Problem to solve -> Search the records below for the word "Sensitivity" and show every line where it occurs.

* START Information shown *

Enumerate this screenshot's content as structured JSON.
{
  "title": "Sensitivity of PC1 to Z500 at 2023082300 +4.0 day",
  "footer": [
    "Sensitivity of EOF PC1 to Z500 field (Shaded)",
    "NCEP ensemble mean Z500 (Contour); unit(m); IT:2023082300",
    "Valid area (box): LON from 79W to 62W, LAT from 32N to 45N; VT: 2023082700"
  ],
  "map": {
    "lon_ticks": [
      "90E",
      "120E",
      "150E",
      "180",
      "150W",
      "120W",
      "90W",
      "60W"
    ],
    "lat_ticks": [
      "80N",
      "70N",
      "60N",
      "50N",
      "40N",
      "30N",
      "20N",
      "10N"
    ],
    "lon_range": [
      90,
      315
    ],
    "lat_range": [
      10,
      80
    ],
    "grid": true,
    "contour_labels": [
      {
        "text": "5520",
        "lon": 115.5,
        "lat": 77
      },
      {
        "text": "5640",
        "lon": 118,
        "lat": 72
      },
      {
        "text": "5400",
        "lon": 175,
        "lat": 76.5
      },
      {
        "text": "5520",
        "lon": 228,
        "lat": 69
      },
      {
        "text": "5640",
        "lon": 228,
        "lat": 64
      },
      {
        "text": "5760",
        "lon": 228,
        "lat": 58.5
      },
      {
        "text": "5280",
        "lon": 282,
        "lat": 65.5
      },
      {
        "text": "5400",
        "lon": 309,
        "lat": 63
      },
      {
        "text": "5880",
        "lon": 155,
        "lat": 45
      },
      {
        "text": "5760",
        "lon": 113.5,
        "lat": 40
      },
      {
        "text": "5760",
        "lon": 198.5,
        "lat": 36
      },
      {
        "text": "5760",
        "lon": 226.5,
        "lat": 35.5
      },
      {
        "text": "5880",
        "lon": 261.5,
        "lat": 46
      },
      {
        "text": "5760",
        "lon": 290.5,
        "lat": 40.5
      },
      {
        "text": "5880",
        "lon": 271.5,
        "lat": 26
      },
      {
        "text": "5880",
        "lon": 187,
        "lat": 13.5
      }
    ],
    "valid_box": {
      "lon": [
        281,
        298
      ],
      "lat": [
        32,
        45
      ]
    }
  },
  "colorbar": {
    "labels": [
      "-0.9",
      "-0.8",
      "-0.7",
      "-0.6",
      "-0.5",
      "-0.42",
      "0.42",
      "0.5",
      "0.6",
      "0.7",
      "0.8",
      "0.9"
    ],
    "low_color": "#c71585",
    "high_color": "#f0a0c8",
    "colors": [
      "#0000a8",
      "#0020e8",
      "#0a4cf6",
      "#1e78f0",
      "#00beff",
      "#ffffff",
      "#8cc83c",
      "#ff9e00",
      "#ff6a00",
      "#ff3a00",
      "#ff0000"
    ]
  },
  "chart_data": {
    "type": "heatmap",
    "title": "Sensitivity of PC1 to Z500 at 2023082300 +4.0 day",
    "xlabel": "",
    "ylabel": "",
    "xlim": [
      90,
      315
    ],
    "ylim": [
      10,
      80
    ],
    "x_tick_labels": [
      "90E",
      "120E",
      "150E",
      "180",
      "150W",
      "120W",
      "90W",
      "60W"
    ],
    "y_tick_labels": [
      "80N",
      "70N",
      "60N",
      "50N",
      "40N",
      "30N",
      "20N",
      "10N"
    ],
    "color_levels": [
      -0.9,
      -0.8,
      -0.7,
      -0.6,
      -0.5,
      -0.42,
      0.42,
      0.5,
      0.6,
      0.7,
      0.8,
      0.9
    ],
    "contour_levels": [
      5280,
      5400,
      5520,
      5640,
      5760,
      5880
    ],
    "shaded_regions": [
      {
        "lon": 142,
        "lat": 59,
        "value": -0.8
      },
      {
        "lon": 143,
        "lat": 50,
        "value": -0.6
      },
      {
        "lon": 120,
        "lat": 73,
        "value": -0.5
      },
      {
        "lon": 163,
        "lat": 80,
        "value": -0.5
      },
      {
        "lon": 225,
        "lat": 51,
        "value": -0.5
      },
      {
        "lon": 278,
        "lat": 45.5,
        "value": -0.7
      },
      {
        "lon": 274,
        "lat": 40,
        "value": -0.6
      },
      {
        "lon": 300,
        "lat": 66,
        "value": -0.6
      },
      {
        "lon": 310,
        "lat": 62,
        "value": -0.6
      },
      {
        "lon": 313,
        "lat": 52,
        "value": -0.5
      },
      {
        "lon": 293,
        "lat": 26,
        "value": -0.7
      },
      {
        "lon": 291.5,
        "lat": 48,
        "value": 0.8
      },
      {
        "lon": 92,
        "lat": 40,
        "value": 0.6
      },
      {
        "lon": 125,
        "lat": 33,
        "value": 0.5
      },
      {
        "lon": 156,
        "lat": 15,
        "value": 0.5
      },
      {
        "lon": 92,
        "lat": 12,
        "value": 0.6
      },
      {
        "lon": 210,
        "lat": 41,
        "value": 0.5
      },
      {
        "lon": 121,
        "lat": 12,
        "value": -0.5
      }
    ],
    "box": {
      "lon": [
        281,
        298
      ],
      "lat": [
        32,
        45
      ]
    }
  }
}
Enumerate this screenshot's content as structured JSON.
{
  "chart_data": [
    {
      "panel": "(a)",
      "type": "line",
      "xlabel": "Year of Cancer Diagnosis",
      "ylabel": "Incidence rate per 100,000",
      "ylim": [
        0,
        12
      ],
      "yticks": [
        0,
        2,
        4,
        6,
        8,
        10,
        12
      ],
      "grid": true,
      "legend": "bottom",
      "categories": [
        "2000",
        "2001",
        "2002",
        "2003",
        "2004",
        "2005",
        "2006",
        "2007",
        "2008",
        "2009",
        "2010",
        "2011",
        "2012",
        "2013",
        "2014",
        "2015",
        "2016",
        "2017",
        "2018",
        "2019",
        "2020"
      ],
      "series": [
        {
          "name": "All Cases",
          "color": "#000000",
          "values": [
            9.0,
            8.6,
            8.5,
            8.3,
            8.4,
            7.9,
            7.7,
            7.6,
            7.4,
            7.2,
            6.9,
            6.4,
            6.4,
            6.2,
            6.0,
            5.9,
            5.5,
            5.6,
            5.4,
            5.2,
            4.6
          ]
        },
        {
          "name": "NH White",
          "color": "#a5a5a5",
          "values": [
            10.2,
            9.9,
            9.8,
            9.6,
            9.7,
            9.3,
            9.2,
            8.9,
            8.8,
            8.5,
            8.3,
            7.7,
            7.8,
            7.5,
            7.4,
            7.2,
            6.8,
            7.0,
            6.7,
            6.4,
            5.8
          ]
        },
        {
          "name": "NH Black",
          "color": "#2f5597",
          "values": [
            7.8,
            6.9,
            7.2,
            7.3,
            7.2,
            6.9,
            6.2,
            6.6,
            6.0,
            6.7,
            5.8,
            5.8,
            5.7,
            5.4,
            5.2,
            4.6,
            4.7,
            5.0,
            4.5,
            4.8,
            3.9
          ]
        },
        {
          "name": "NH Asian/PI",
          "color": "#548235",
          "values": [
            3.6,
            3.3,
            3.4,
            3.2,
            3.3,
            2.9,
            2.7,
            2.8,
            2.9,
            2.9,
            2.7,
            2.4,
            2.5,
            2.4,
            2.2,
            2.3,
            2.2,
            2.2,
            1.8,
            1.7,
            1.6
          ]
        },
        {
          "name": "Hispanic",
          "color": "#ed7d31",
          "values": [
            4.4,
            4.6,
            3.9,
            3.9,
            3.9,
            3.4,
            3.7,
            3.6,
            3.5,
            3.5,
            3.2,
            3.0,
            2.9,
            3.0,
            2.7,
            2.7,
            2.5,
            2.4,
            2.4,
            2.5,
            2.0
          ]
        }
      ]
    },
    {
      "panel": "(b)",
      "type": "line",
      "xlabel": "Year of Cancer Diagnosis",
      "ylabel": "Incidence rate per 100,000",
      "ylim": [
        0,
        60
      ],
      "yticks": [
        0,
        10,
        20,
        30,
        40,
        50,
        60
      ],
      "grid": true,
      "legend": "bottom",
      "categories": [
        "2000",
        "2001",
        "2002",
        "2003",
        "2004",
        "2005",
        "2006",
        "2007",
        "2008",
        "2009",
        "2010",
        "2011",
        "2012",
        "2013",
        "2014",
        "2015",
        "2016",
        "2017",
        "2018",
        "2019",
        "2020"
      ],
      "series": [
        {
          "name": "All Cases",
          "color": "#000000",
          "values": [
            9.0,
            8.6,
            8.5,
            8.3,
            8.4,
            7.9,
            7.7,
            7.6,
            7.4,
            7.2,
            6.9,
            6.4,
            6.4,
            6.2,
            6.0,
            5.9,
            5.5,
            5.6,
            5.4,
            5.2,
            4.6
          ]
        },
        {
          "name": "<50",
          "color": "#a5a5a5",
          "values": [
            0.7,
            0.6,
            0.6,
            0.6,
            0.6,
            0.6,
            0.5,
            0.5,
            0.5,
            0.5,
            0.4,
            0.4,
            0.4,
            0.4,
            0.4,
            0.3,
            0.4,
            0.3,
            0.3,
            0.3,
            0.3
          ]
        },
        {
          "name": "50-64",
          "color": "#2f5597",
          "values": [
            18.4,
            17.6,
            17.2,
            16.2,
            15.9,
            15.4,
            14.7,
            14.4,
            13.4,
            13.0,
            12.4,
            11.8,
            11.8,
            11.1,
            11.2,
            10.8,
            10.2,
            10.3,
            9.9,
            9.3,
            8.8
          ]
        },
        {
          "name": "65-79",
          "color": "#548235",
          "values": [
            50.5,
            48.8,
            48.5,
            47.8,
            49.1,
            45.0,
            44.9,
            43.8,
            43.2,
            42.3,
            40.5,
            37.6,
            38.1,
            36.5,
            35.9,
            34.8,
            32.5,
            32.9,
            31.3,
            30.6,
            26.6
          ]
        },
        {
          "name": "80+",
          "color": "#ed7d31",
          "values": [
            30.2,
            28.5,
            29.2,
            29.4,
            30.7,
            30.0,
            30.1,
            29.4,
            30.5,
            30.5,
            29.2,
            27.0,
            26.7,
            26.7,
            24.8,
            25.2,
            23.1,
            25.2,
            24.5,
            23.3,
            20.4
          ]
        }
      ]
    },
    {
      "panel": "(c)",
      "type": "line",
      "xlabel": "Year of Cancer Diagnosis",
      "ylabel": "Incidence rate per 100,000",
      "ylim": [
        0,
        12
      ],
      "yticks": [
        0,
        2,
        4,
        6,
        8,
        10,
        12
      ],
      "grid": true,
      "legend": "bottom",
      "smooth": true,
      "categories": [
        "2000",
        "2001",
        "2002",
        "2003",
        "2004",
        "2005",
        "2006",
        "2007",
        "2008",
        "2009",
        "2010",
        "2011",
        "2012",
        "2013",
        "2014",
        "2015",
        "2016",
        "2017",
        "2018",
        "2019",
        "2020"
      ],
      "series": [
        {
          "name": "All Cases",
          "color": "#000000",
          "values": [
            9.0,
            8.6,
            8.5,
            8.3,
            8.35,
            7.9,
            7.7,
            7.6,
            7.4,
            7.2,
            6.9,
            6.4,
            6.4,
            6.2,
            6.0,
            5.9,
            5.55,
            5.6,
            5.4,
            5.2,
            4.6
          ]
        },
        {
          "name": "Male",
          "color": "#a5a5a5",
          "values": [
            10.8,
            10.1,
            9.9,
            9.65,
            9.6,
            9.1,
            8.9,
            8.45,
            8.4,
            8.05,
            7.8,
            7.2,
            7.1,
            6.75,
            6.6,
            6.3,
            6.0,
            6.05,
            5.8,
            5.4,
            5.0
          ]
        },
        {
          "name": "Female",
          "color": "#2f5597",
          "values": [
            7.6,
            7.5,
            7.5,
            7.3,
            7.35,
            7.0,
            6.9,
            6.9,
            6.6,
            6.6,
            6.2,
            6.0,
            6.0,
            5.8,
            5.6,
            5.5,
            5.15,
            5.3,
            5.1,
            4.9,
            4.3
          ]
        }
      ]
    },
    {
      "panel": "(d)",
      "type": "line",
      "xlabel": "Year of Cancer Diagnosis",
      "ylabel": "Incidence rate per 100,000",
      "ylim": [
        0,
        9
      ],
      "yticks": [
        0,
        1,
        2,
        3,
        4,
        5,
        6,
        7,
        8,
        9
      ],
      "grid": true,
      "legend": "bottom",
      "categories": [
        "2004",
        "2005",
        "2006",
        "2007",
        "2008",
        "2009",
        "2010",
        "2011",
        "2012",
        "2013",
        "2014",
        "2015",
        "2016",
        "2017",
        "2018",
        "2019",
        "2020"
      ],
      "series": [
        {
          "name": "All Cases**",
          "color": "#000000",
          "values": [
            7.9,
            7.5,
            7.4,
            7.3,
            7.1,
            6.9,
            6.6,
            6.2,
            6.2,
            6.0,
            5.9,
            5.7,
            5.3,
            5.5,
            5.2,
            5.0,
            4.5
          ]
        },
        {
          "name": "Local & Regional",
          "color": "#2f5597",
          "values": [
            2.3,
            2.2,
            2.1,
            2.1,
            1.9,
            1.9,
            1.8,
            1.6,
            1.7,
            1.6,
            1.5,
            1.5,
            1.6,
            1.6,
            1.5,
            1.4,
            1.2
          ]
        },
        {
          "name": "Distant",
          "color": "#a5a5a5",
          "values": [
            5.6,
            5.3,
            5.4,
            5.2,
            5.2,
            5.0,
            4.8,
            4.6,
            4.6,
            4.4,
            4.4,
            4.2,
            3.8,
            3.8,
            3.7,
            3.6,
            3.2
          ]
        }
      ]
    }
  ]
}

* END Information shown *

Answer to this exercise ->
  "title": "Sensitivity of PC1 to Z500 at 2023082300 +4.0 day",
    "Sensitivity of EOF PC1 to Z500 field (Shaded)",
    "title": "Sensitivity of PC1 to Z500 at 2023082300 +4.0 day",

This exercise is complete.